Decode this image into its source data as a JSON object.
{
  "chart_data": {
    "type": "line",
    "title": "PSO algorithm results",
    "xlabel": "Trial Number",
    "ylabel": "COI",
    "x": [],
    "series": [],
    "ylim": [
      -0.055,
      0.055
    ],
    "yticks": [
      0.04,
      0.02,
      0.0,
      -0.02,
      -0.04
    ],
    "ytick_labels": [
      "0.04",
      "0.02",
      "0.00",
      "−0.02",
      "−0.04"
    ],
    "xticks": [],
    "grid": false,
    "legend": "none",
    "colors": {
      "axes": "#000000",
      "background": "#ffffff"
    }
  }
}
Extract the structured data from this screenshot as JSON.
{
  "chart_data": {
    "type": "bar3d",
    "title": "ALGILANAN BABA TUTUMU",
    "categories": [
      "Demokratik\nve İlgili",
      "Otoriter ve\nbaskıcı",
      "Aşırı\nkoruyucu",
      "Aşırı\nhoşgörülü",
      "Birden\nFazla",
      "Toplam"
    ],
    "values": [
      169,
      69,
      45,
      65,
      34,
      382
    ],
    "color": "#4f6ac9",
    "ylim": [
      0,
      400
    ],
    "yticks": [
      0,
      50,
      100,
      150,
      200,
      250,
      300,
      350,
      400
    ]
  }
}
+-------+
## WRITTEN REQUEST
Your task is to repeat each line of the material exactly.

## SOLUTION TO THIS PROBLEM
Decode this image into its source data as a JSON object.
{
  "chart_data": {
    "type": "line",
    "title": "PSO algorithm results",
    "xlabel": "Trial Number",
    "ylabel": "COI",
    "x": [],
    "series": [],
    "ylim": [
      -0.055,
      0.055
    ],
    "yticks": [
      0.04,
      0.02,
      0.0,
      -0.02,
      -0.04
    ],
    "ytick_labels": [
      "0.04",
      "0.02",
      "0.00",
      "−0.02",
      "−0.04"
    ],
    "xticks": [],
    "grid": false,
    "legend": "none",
    "colors": {
      "axes": "#000000",
      "background": "#ffffff"
    }
  }
}
Extract the structured data from this screenshot as JSON.
{
  "chart_data": {
    "type": "bar3d",
    "title": "ALGILANAN BABA TUTUMU",
    "categories": [
      "Demokratik\nve İlgili",
      "Otoriter ve\nbaskıcı",
      "Aşırı\nkoruyucu",
      "Aşırı\nhoşgörülü",
      "Birden\nFazla",
      "Toplam"
    ],
    "values": [
      169,
      69,
      45,
      65,
      34,
      382
    ],
    "color": "#4f6ac9",
    "ylim": [
      0,
      400
    ],
    "yticks": [
      0,
      50,
      100,
      150,
      200,
      250,
      300,
      350,
      400
    ]
  }
}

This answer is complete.